#### [Your task]
Search the material and gather each line with "Ananas" in it.

#### [Extracted data entries]
------
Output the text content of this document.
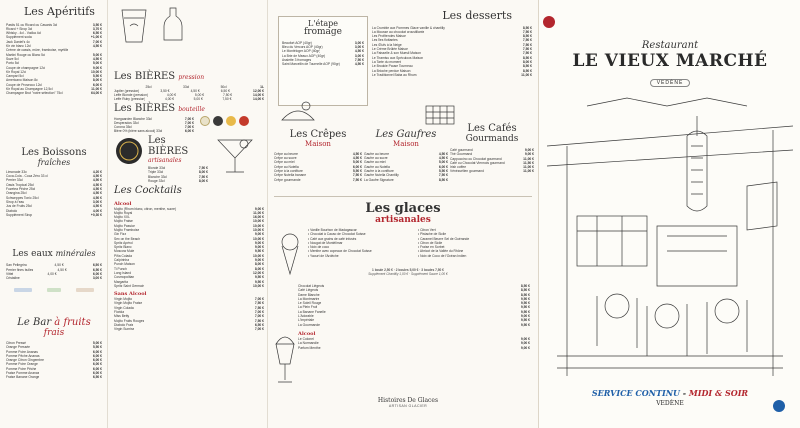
Les Apéritifs
Pastis 51 ou Ricard ou Casanis 3cl	3,50 €
Ricard + Sirop 3cl	3,70 €
Whisky - 4cl - Vodka 4cl	6,50 €
Supplément soda	+1,00 €
Jack Daniel's 4cl	7,00 €
Kir vin blanc 12cl	4,50 €
Crème de cassis, mûre, framboise, myrtille
Martini Rouge ou Blanc 5cl	5,00 €
Suze 5cl	4,50 €
Porto 5cl	5,00 €
Coupe de champagne 12cl	9,00 €
Kir Royal 12cl	10,00 €
Campari 5cl	5,50 €
Americano Maison 8cl	8,00 €
Coupe de Prosecco 12cl	6,00 €
Kir Royal au Champagne 12,5cl	11,00 €
Champagne Brut "notre sélection" 75cl	64,00 €
Les Boissons
fraîches
Limonade 33cl	4,20 €
Coca-Cola - Coca Zéro 33 cl	4,50 €
Perrier 33cl	4,50 €
Oasis Tropical 25cl	4,50 €
Fuzetea Pêche 25cl	4,50 €
Orangina 25cl	4,50 €
Schweppes Tonic 25cl	4,50 €
Sirop à l'eau	3,00 €
Jus de Fruits 25cl	4,50 €
Diabolo	4,00 €
Supplément Sirop	+0,30 €
Les eaux minérales
San Pellegrino	4,50 €	6,50 €
Perrier fines bulles	4,50 €	6,50 €
Vittel	4,00 €	6,00 €
Cristaline	3,00 €
Le Bar à fruits
frais
Citron Pressé	5,00 €
Orange Pressée	5,50 €
Pomme Poire Ananas	6,00 €
Pomme Pêche Ananas	6,00 €
Orange Citron Gingembre	6,00 €
Pomme Poire Orange	6,00 €
Pomme Poire Pêche	6,00 €
Fraise Pomme Ananas	6,00 €
Fraise Banane Orange	6,50 €
Les BIÈRES pression
25cl	33cl	50cl	1L
Jupiler (pression)	3,50 €	4,50 €	6,50 €	12,00 €
Leffe Blonde (pression)	4,00 €	5,00 €	7,50 €	14,00 €
Leffe Ruby (pression)	4,00 €	5,00 €	7,50 €	14,00 €
Les BIÈRES bouteille
Hoegaarden Blanche 33cl	7,00 €
Desperados 33cl	7,00 €
Corona 35cl	7,00 €
Bière 0% (bière sans alcool) 33cl	6,00 €
Les BIÈRES
artisanales
Blonde 33cl	7,50 €
Triple 33cl	8,00 €
Blanche 33cl	7,50 €
Rouge 33cl	8,00 €
Les Cocktails
Alcool
Mojito (Rhum blanc, citron, menthe, sucre)	9,00 €
Mojito Royal	11,00 €
Mojito XXL	16,00 €
Mojito Fraise	10,00 €
Mojito Passion	10,00 €
Mojito Framboise	10,00 €
Gin Fizz	9,00 €
Sex on the Beach	10,00 €
Spritz Apérol	9,00 €
Spritz Blanc	9,00 €
Moscow Mule	9,50 €
Piña Colada	10,00 €
Caïpirinha	9,00 €
Punch Maison	8,00 €
Ti Punch	8,00 €
Long Island	12,00 €
Cosmopolitan	9,50 €
Margarita	9,50 €
Spritz Saint Germain	10,00 €
Sans Alcool
Virgin Mojito	7,00 €
Virgin Mojito Fraise	7,50 €
Virgin Colada	7,50 €
Florida	7,00 €
Miss Betty	7,00 €
Mojito Fruits Rouges	7,50 €
Diabolo Frais	6,50 €
Virgin Sunrise	7,00 €
L'étape
fromage
Beaufort AOP (40gr)	3,00 €
Bleu du Vercors AOP (40gr)	3,00 €
Le Montéloger AOP (40gr)	4,50 €
La Brie de Meaux AOP (40gr)	3,00 €
Assiette 3 fromages	7,50 €
Saint Marcellin de Tournelle AOP (90gr)	4,50 €
Les desserts
La Crumble aux Pommes Glace vanille & chantilly	8,50 €
La Mousse au chocolat croustillante	7,50 €
Les Profiteroles Maison	8,50 €
Les Îles flottantes	7,50 €
Les Œufs à la Neige	7,50 €
Le Crème Brûlée Maison	7,50 €
La Faisselle & son Muesli Maison	7,50 €
Le Tiramisu aux Spéculoos Maison	8,50 €
La Tarte du moment	8,00 €
Le Brookie Pause Tourneau	8,50 €
La Brioche perdue Maison	8,50 €
Le Traditionnel Baba au Rhum	11,00 €
Les Crêpes
Maison
Crêpe au beurre	4,50 €
Crêpe au sucre	4,50 €
Crêpe au miel	5,00 €
Crêpe au Nutella	6,00 €
Crêpe à la confiture	5,50 €
Crêpe Nutella banane	7,50 €
Crêpe gourmande	7,50 €
Les Gaufres
Maison
Gaufre au beurre	4,50 €
Gaufre au sucre	4,50 €
Gaufre au miel	5,00 €
Gaufre au Nutella	6,00 €
Gaufre à la confiture	5,50 €
Gaufre Nutella Chantilly	7,50 €
La Gaufre Signature	8,50 €
Les Cafés
Gourmands
Café gourmand	9,00 €
Thé Gourmand	9,00 €
Cappuccino ou Chocolat gourmand	11,00 €
Café ou Chocolat Viennois gourmand	11,50 €
Irish coffee	11,00 €
Vénézuélien gourmand	11,00 €
Les glaces
artisanales
• Vanille Bourbon de Madagascar
• Chocolat à Cacao de Chocolat Suisse
• Café aux grains de café infusés
• Nougat de Montélimar
• Noix de coco
• Menthe avec copeaux de Chocolat Suisse
• Yaourt de l'Ardèche
• Citron Vert
• Pistache de Sicile
• Caramel Beurre Sel de Guérande
• Citron de Sicile
• Fraise en Sorbet
• Abricot de la Vallée du Rhône
• Noix de Coco de l'Océan Indien
1 boule 2,50 € · 2 boules 5,00 € · 3 boules 7,50 €
Supplément Chantilly 1,00 € · Supplément Sauce 1,00 €
Chocolat Liégeois	8,50 €
Café Liégeois	8,50 €
Dame Blanche	8,50 €
La Montmartre	9,50 €
Le Soleil Rouge	9,50 €
La Plein Fruit	9,50 €
La Banane Fanelle	9,50 €
L'Adorable	9,00 €
L'Impériale	9,50 €
La Gourmande	9,50 €
Alcool
Le Colonel	9,00 €
La Normandie	9,00 €
Parfum Menthe	9,00 €
Histoires De Glaces
ARTISAN GLACIER
Restaurant
LE VIEUX MARCHÉ
VEDÈNE
SERVICE CONTINU - MIDI & SOIR
VEDÈNE
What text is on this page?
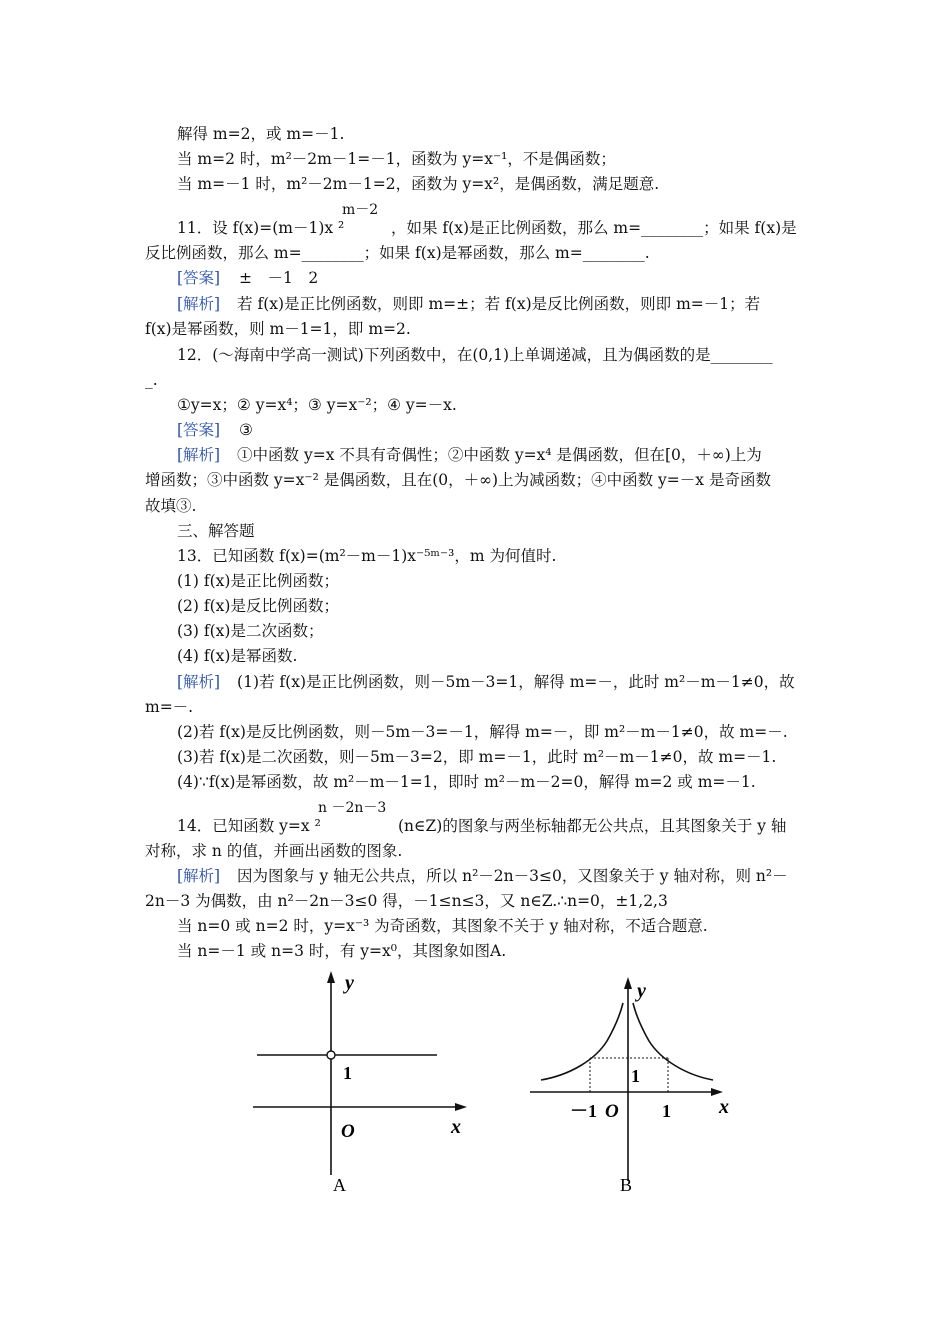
解得 m=2，或 m=－1.
当 m=2 时，m²－2m－1=－1，函数为 y=x⁻¹，不是偶函数；
当 m=－1 时，m²－2m－1=2，函数为 y=x²，是偶函数，满足题意.
m－2
11．设 f(x)=(m－1)x ²	，如果 f(x)是正比例函数，那么 m=________；如果 f(x)是
反比例函数，那么 m=________；如果 f(x)是幂函数，那么 m=________.
[答案] ±　－1　2
[解析] 若 f(x)是正比例函数，则即 m=±；若 f(x)是反比例函数，则即 m=－1；若
f(x)是幂函数，则 m－1=1，即 m=2.
12．(～海南中学高一测试)下列函数中，在(0,1)上单调递减，且为偶函数的是________
_.
①y=x；② y=x⁴；③ y=x⁻²；④ y=－x.
[答案] ③
[解析] ①中函数 y=x 不具有奇偶性；②中函数 y=x⁴ 是偶函数，但在[0，＋∞)上为
增函数；③中函数 y=x⁻² 是偶函数，且在(0，＋∞)上为减函数；④中函数 y=－x 是奇函数
故填③.
三、解答题
13．已知函数 f(x)=(m²－m－1)x⁻⁵ᵐ⁻³，m 为何值时.
(1) f(x)是正比例函数；
(2) f(x)是反比例函数；
(3) f(x)是二次函数；
(4) f(x)是幂函数.
[解析] (1)若 f(x)是正比例函数，则－5m－3=1，解得 m=－，此时 m²－m－1≠0，故
m=－.
(2)若 f(x)是反比例函数，则－5m－3=－1，解得 m=－，即 m²－m－1≠0，故 m=－.
(3)若 f(x)是二次函数，则－5m－3=2，即 m=－1，此时 m²－m－1≠0，故 m=－1.
(4)∵f(x)是幂函数，故 m²－m－1=1，即时 m²－m－2=0，解得 m=2 或 m=－1.
n －2n－3
14．已知函数 y=x ²	(n∈Z)的图象与两坐标轴都无公共点，且其图象关于 y 轴
对称，求 n 的值，并画出函数的图象.
[解析] 因为图象与 y 轴无公共点，所以 n²－2n－3≤0，又图象关于 y 轴对称，则 n²－
2n－3 为偶数，由 n²－2n－3≤0 得，－1≤n≤3，又 n∈Z.∴n=0，±1,2,3
当 n=0 或 n=2 时，y=x⁻³ 为奇函数，其图象不关于 y 轴对称，不适合题意.
当 n=－1 或 n=3 时，有 y=x⁰，其图象如图A.
y
1
O	x
A
y
1
－1 O 1 x
B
------
#### [Task result]
Pomme Poire Ananas	6,00 €
Pomme Pêche Ananas	6,00 €
Fraise Pomme Ananas	6,00 €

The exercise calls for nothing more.